▸ **Task to carry out**
Give the total number of lines with the word "true" in them, and no other words.

== Dataset excerpts

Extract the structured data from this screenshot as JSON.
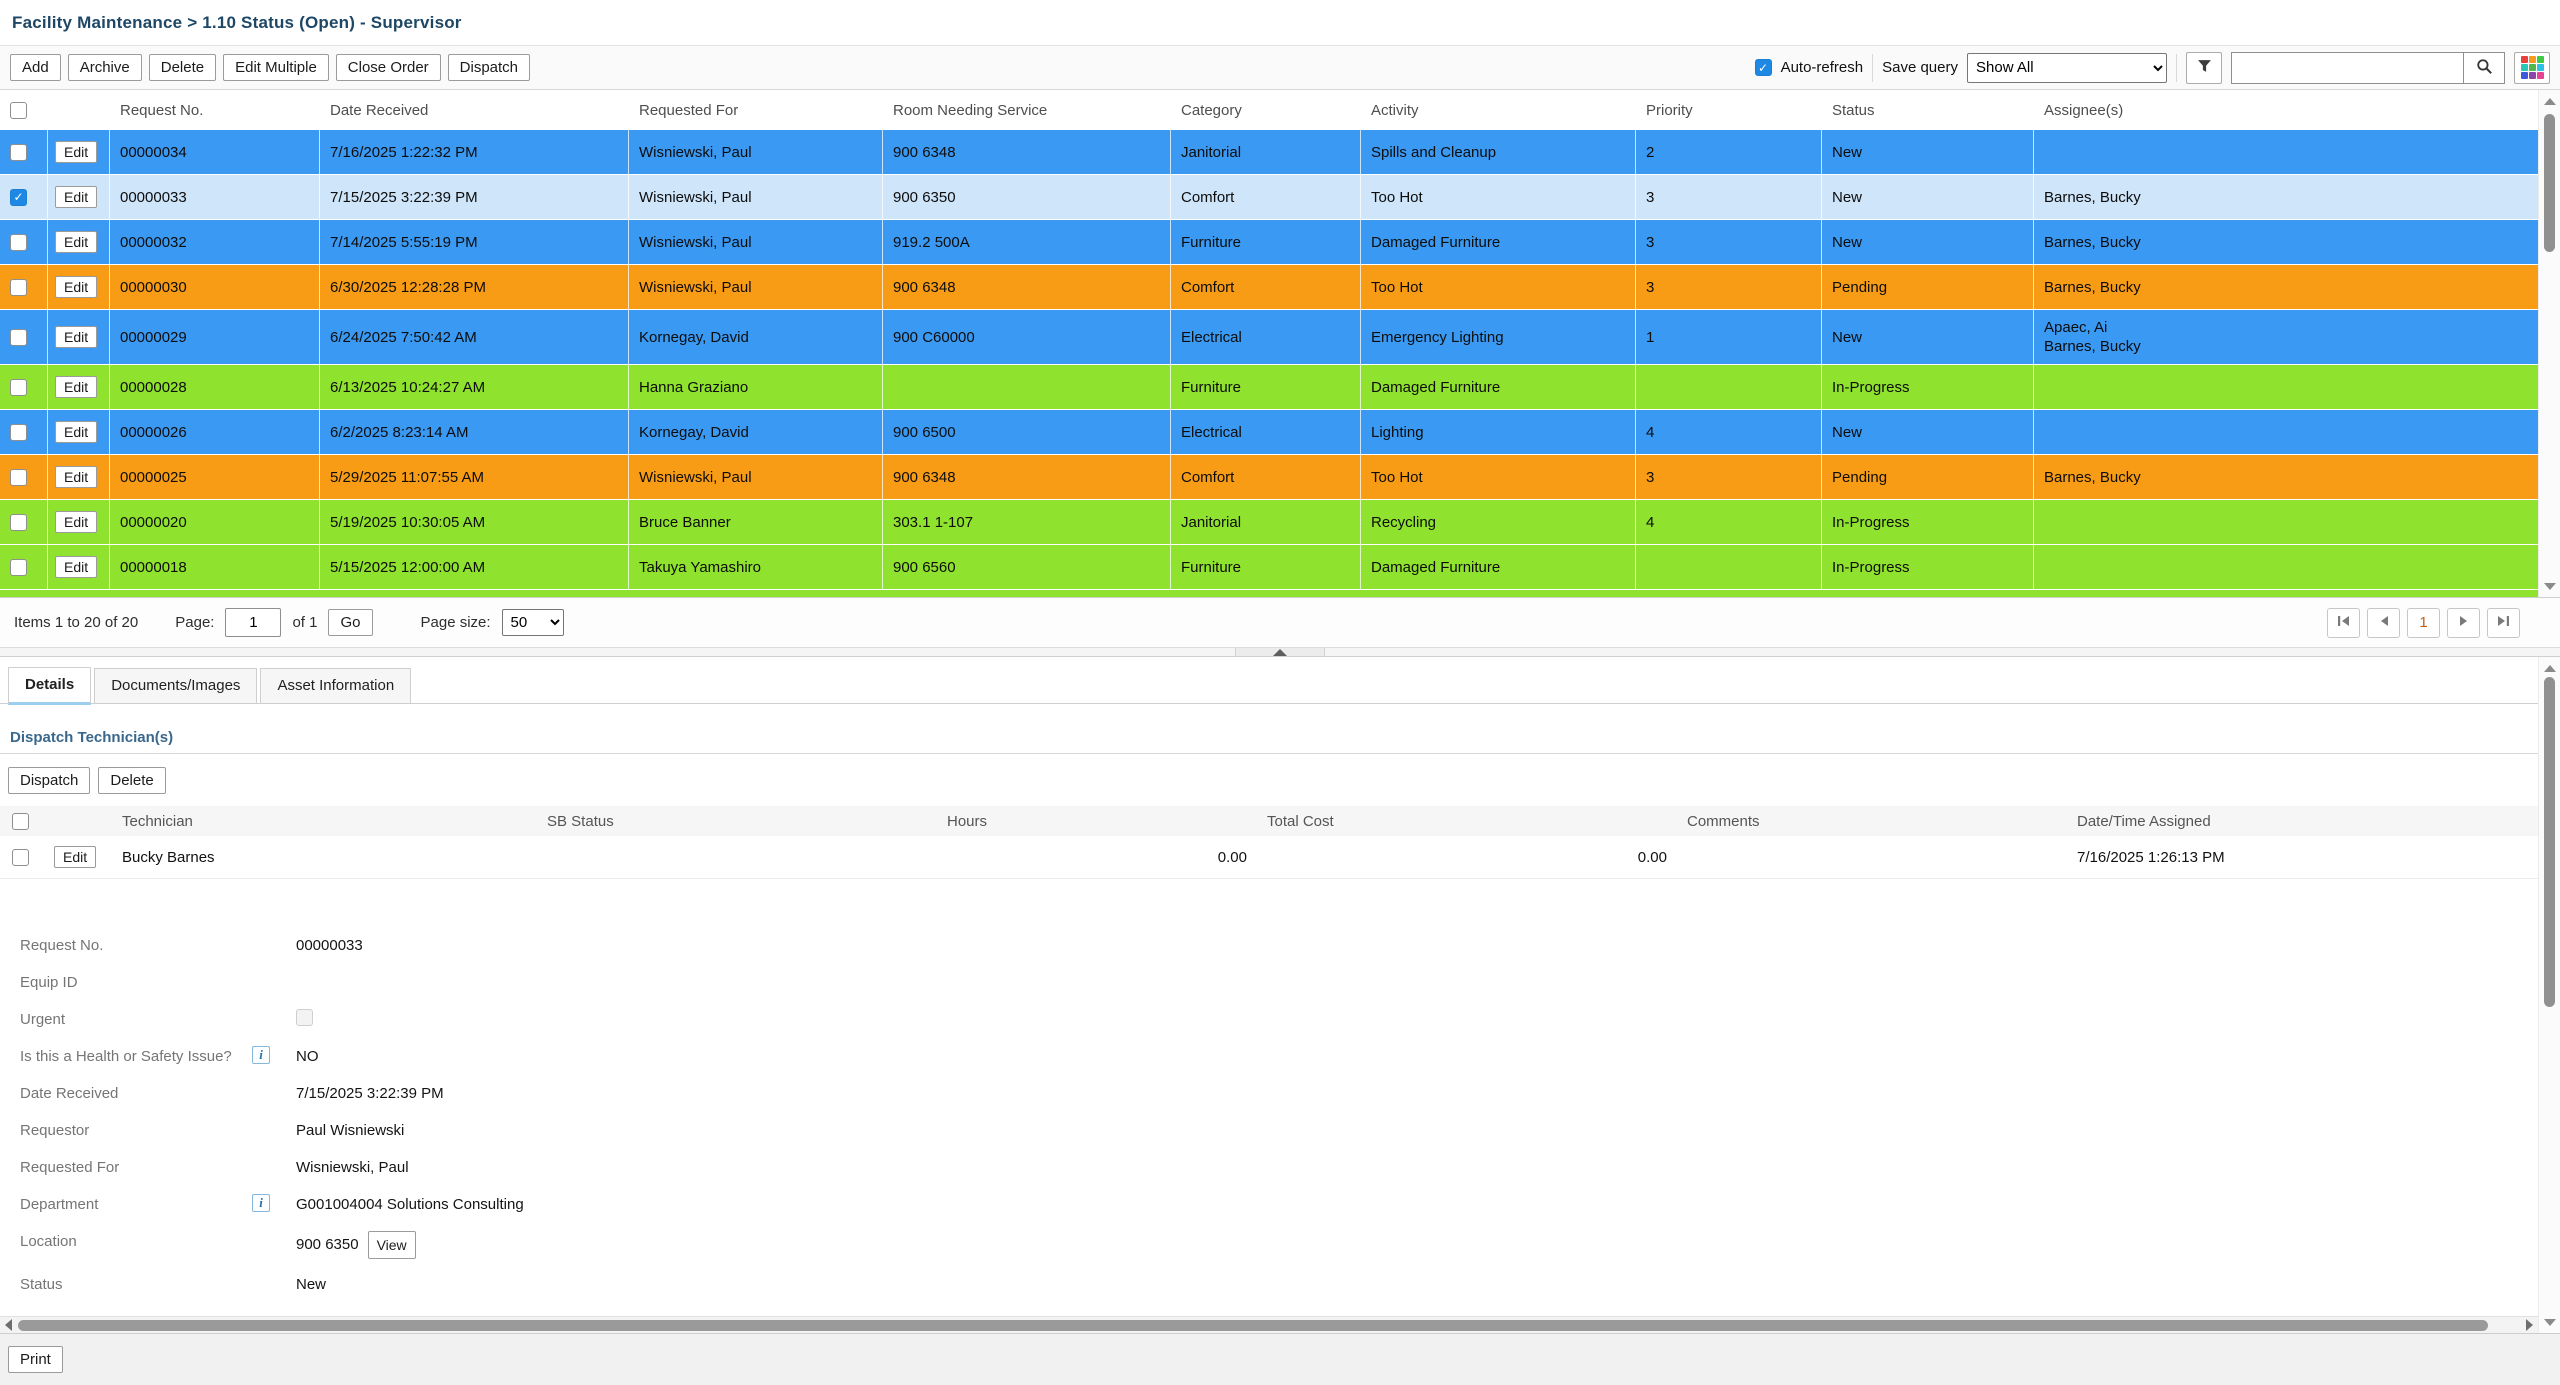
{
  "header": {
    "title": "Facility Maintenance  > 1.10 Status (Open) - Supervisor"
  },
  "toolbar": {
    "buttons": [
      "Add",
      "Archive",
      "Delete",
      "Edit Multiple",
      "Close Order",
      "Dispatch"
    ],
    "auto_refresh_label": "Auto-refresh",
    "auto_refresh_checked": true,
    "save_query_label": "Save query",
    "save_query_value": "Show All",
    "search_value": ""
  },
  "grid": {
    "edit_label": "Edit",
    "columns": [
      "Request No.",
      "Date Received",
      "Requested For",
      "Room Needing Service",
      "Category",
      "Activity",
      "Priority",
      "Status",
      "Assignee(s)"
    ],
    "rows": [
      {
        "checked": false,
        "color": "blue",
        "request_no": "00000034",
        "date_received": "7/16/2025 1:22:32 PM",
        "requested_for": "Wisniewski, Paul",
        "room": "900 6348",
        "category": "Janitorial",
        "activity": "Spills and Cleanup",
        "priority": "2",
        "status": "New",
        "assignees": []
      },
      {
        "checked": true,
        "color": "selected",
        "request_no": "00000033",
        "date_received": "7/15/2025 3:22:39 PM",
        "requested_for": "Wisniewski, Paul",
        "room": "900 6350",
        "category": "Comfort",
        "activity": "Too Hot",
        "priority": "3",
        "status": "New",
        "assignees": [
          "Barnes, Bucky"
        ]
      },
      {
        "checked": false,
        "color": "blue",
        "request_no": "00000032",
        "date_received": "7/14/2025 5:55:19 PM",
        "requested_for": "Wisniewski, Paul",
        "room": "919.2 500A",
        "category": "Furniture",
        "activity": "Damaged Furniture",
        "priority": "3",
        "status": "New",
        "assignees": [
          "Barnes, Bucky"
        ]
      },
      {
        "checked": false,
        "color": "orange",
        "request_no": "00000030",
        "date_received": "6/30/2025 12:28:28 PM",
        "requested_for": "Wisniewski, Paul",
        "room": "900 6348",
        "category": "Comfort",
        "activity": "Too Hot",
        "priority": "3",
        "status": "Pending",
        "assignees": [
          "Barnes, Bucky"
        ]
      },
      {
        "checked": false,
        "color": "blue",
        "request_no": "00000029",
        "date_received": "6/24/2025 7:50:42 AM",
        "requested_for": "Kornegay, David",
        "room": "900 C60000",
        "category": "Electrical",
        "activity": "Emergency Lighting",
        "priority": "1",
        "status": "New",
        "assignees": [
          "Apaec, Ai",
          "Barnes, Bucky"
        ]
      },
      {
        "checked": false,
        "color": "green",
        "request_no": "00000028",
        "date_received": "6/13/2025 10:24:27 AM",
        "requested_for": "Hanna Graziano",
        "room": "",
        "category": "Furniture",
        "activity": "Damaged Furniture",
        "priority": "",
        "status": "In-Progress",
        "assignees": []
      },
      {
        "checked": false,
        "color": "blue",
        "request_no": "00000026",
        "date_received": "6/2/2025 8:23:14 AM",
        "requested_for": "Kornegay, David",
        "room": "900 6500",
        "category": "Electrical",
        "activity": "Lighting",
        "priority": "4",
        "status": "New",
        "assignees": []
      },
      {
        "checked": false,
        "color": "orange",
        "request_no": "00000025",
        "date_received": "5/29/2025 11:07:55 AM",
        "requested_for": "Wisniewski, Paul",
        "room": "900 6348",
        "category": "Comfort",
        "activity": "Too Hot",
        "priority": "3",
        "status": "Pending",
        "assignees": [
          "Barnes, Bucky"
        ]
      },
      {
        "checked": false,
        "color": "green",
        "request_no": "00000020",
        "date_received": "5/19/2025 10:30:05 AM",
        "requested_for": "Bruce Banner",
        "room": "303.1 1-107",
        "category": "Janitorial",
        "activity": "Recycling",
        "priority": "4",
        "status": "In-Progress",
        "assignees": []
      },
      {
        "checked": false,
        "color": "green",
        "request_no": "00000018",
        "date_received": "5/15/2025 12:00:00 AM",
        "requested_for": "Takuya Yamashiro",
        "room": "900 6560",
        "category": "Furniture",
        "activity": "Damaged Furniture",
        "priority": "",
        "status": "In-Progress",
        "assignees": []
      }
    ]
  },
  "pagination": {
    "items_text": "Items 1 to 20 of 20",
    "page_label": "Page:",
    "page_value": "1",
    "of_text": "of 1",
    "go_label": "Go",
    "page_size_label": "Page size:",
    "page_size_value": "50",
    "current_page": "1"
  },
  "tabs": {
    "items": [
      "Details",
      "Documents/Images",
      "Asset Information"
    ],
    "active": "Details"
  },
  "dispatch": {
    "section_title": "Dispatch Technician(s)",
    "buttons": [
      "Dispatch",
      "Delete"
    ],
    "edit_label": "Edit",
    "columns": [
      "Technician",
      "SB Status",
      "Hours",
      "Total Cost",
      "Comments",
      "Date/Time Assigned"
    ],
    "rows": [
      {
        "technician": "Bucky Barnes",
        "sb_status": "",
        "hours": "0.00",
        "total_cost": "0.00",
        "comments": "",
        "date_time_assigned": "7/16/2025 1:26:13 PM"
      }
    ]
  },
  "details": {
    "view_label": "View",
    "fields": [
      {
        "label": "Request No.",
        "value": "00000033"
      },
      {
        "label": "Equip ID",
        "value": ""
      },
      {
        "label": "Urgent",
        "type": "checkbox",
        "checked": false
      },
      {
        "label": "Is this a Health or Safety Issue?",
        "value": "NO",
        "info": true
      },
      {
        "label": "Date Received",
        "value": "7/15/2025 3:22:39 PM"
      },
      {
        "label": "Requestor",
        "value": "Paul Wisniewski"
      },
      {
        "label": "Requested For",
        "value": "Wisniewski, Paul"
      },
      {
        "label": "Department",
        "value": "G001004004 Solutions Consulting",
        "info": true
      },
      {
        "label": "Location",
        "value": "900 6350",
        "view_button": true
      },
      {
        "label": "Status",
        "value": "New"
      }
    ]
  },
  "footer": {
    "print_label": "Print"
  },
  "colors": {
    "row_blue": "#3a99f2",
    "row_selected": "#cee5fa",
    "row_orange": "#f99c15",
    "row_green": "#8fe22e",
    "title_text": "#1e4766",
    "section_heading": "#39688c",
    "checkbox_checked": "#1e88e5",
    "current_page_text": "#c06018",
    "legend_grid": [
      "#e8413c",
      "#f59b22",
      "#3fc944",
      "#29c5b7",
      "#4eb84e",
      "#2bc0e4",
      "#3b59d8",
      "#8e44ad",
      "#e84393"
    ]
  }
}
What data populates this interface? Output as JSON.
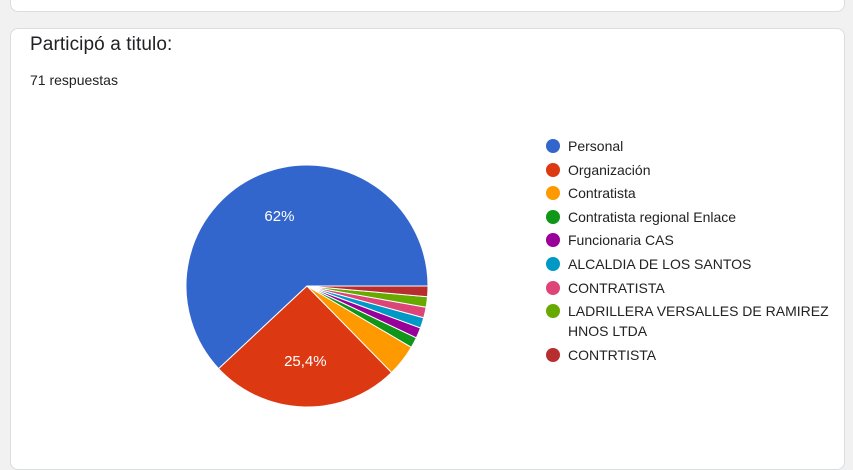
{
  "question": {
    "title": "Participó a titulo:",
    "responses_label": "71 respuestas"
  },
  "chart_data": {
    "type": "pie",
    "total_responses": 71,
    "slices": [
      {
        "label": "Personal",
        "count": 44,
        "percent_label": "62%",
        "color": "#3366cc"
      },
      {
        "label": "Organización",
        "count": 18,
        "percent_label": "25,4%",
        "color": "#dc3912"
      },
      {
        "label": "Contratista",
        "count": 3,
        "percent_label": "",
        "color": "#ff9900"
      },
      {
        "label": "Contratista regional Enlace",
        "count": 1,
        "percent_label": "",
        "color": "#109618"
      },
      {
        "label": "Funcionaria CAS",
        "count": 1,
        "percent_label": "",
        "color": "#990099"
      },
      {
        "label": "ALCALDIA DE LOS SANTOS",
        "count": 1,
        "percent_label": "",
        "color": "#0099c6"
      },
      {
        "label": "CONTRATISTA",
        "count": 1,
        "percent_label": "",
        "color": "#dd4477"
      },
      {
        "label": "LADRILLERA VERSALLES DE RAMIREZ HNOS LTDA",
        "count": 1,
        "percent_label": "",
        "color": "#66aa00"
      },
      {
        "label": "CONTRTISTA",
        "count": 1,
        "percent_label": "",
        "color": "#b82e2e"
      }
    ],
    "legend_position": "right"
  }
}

====

▸ **Reply**
5